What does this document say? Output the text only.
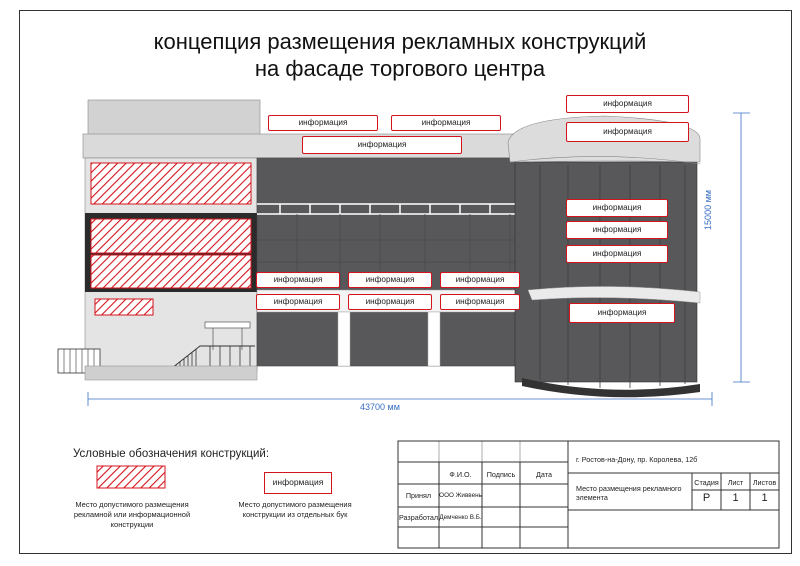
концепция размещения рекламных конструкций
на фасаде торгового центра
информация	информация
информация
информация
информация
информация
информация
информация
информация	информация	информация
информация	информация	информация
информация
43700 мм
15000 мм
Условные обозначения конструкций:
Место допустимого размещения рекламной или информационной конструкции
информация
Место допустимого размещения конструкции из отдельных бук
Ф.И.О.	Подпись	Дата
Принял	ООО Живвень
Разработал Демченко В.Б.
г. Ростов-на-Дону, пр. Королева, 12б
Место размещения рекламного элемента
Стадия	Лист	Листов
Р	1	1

—————

• **Description of the task**:
Give only the number of lines in the data that hold the word "конструкций".

• **Finished answer**:
2